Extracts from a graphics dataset
──────────

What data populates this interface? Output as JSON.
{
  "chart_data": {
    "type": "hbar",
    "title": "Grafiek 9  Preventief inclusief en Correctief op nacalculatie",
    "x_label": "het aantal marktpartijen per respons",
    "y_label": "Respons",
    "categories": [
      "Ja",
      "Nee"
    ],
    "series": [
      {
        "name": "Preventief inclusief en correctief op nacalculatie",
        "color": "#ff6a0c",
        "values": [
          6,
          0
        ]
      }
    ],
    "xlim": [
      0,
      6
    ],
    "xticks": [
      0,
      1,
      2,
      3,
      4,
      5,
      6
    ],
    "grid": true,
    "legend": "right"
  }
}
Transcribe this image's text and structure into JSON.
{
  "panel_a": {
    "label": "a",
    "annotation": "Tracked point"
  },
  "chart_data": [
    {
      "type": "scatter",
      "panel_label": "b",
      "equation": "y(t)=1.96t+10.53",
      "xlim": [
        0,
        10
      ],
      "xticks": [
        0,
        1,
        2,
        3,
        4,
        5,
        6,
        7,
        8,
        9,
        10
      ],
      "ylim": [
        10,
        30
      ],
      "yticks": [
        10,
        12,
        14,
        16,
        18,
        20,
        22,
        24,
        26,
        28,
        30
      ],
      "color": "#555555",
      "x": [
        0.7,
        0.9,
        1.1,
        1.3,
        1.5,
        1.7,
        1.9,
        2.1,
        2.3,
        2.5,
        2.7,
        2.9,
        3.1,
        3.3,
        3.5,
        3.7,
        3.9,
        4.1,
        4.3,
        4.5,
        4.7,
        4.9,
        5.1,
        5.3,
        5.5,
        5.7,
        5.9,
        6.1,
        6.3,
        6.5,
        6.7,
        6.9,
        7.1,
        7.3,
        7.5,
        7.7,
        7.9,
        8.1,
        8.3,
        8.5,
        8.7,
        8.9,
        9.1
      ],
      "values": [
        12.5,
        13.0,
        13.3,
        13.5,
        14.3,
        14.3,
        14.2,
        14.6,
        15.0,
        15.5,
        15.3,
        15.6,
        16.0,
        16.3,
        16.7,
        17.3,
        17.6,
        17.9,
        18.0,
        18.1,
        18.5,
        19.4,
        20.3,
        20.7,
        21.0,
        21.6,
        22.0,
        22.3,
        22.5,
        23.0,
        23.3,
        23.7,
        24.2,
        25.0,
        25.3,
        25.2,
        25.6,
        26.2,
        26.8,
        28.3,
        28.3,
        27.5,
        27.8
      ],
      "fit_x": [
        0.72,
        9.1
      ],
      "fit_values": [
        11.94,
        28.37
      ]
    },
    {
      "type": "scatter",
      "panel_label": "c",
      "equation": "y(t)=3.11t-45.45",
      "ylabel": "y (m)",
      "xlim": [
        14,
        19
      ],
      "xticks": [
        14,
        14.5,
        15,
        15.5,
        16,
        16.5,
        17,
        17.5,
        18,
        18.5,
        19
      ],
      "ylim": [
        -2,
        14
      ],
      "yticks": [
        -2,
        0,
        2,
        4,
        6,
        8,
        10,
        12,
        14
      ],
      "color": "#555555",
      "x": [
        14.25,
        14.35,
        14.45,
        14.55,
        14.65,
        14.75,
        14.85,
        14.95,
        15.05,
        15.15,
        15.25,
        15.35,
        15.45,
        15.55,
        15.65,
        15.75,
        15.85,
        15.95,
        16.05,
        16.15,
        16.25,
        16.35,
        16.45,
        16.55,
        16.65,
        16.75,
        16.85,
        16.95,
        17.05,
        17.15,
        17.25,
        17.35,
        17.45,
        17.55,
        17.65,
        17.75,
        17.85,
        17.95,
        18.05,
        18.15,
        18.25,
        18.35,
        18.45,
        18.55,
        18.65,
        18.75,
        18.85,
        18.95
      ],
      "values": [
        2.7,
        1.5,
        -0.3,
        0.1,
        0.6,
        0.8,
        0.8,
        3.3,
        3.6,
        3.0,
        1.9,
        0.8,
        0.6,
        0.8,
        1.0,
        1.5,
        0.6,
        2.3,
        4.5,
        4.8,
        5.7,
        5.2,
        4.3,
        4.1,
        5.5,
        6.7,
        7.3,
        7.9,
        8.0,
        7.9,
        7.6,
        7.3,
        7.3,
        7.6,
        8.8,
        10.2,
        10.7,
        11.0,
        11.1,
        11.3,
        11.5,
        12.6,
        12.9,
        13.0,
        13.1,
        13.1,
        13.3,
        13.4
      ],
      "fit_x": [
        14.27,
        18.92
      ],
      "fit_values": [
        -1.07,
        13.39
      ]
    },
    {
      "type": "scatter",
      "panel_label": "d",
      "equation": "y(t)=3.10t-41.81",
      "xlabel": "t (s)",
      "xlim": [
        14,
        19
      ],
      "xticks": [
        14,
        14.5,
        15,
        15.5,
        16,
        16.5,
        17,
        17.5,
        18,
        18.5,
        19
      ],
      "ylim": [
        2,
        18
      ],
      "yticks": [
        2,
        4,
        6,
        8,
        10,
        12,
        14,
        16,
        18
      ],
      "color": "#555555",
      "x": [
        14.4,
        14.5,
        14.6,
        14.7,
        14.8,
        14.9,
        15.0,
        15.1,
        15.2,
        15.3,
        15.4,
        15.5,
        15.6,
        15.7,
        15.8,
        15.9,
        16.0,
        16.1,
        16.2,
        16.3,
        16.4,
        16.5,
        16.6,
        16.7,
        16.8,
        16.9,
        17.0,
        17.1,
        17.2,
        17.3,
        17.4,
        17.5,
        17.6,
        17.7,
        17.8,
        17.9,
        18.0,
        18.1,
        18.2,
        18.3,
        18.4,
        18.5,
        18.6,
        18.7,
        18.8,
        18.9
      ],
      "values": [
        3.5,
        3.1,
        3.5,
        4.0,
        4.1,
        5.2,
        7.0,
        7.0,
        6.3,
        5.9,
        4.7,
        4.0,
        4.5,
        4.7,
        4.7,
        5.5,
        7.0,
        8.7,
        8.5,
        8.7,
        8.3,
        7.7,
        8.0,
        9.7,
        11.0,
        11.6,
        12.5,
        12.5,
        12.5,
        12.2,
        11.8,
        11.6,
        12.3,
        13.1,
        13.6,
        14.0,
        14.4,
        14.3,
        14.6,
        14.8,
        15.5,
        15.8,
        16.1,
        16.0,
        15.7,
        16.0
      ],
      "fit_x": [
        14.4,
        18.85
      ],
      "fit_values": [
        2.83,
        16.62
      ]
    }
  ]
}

──────────

> **Requirements**: The full set of records should be duplicated exactly.

> **Complete answer**:
What data populates this interface? Output as JSON.
{
  "chart_data": {
    "type": "hbar",
    "title": "Grafiek 9  Preventief inclusief en Correctief op nacalculatie",
    "x_label": "het aantal marktpartijen per respons",
    "y_label": "Respons",
    "categories": [
      "Ja",
      "Nee"
    ],
    "series": [
      {
        "name": "Preventief inclusief en correctief op nacalculatie",
        "color": "#ff6a0c",
        "values": [
          6,
          0
        ]
      }
    ],
    "xlim": [
      0,
      6
    ],
    "xticks": [
      0,
      1,
      2,
      3,
      4,
      5,
      6
    ],
    "grid": true,
    "legend": "right"
  }
}
Transcribe this image's text and structure into JSON.
{
  "panel_a": {
    "label": "a",
    "annotation": "Tracked point"
  },
  "chart_data": [
    {
      "type": "scatter",
      "panel_label": "b",
      "equation": "y(t)=1.96t+10.53",
      "xlim": [
        0,
        10
      ],
      "xticks": [
        0,
        1,
        2,
        3,
        4,
        5,
        6,
        7,
        8,
        9,
        10
      ],
      "ylim": [
        10,
        30
      ],
      "yticks": [
        10,
        12,
        14,
        16,
        18,
        20,
        22,
        24,
        26,
        28,
        30
      ],
      "color": "#555555",
      "x": [
        0.7,
        0.9,
        1.1,
        1.3,
        1.5,
        1.7,
        1.9,
        2.1,
        2.3,
        2.5,
        2.7,
        2.9,
        3.1,
        3.3,
        3.5,
        3.7,
        3.9,
        4.1,
        4.3,
        4.5,
        4.7,
        4.9,
        5.1,
        5.3,
        5.5,
        5.7,
        5.9,
        6.1,
        6.3,
        6.5,
        6.7,
        6.9,
        7.1,
        7.3,
        7.5,
        7.7,
        7.9,
        8.1,
        8.3,
        8.5,
        8.7,
        8.9,
        9.1
      ],
      "values": [
        12.5,
        13.0,
        13.3,
        13.5,
        14.3,
        14.3,
        14.2,
        14.6,
        15.0,
        15.5,
        15.3,
        15.6,
        16.0,
        16.3,
        16.7,
        17.3,
        17.6,
        17.9,
        18.0,
        18.1,
        18.5,
        19.4,
        20.3,
        20.7,
        21.0,
        21.6,
        22.0,
        22.3,
        22.5,
        23.0,
        23.3,
        23.7,
        24.2,
        25.0,
        25.3,
        25.2,
        25.6,
        26.2,
        26.8,
        28.3,
        28.3,
        27.5,
        27.8
      ],
      "fit_x": [
        0.72,
        9.1
      ],
      "fit_values": [
        11.94,
        28.37
      ]
    },
    {
      "type": "scatter",
      "panel_label": "c",
      "equation": "y(t)=3.11t-45.45",
      "ylabel": "y (m)",
      "xlim": [
        14,
        19
      ],
      "xticks": [
        14,
        14.5,
        15,
        15.5,
        16,
        16.5,
        17,
        17.5,
        18,
        18.5,
        19
      ],
      "ylim": [
        -2,
        14
      ],
      "yticks": [
        -2,
        0,
        2,
        4,
        6,
        8,
        10,
        12,
        14
      ],
      "color": "#555555",
      "x": [
        14.25,
        14.35,
        14.45,
        14.55,
        14.65,
        14.75,
        14.85,
        14.95,
        15.05,
        15.15,
        15.25,
        15.35,
        15.45,
        15.55,
        15.65,
        15.75,
        15.85,
        15.95,
        16.05,
        16.15,
        16.25,
        16.35,
        16.45,
        16.55,
        16.65,
        16.75,
        16.85,
        16.95,
        17.05,
        17.15,
        17.25,
        17.35,
        17.45,
        17.55,
        17.65,
        17.75,
        17.85,
        17.95,
        18.05,
        18.15,
        18.25,
        18.35,
        18.45,
        18.55,
        18.65,
        18.75,
        18.85,
        18.95
      ],
      "values": [
        2.7,
        1.5,
        -0.3,
        0.1,
        0.6,
        0.8,
        0.8,
        3.3,
        3.6,
        3.0,
        1.9,
        0.8,
        0.6,
        0.8,
        1.0,
        1.5,
        0.6,
        2.3,
        4.5,
        4.8,
        5.7,
        5.2,
        4.3,
        4.1,
        5.5,
        6.7,
        7.3,
        7.9,
        8.0,
        7.9,
        7.6,
        7.3,
        7.3,
        7.6,
        8.8,
        10.2,
        10.7,
        11.0,
        11.1,
        11.3,
        11.5,
        12.6,
        12.9,
        13.0,
        13.1,
        13.1,
        13.3,
        13.4
      ],
      "fit_x": [
        14.27,
        18.92
      ],
      "fit_values": [
        -1.07,
        13.39
      ]
    },
    {
      "type": "scatter",
      "panel_label": "d",
      "equation": "y(t)=3.10t-41.81",
      "xlabel": "t (s)",
      "xlim": [
        14,
        19
      ],
      "xticks": [
        14,
        14.5,
        15,
        15.5,
        16,
        16.5,
        17,
        17.5,
        18,
        18.5,
        19
      ],
      "ylim": [
        2,
        18
      ],
      "yticks": [
        2,
        4,
        6,
        8,
        10,
        12,
        14,
        16,
        18
      ],
      "color": "#555555",
      "x": [
        14.4,
        14.5,
        14.6,
        14.7,
        14.8,
        14.9,
        15.0,
        15.1,
        15.2,
        15.3,
        15.4,
        15.5,
        15.6,
        15.7,
        15.8,
        15.9,
        16.0,
        16.1,
        16.2,
        16.3,
        16.4,
        16.5,
        16.6,
        16.7,
        16.8,
        16.9,
        17.0,
        17.1,
        17.2,
        17.3,
        17.4,
        17.5,
        17.6,
        17.7,
        17.8,
        17.9,
        18.0,
        18.1,
        18.2,
        18.3,
        18.4,
        18.5,
        18.6,
        18.7,
        18.8,
        18.9
      ],
      "values": [
        3.5,
        3.1,
        3.5,
        4.0,
        4.1,
        5.2,
        7.0,
        7.0,
        6.3,
        5.9,
        4.7,
        4.0,
        4.5,
        4.7,
        4.7,
        5.5,
        7.0,
        8.7,
        8.5,
        8.7,
        8.3,
        7.7,
        8.0,
        9.7,
        11.0,
        11.6,
        12.5,
        12.5,
        12.5,
        12.2,
        11.8,
        11.6,
        12.3,
        13.1,
        13.6,
        14.0,
        14.4,
        14.3,
        14.6,
        14.8,
        15.5,
        15.8,
        16.1,
        16.0,
        15.7,
        16.0
      ],
      "fit_x": [
        14.4,
        18.85
      ],
      "fit_values": [
        2.83,
        16.62
      ]
    }
  ]
}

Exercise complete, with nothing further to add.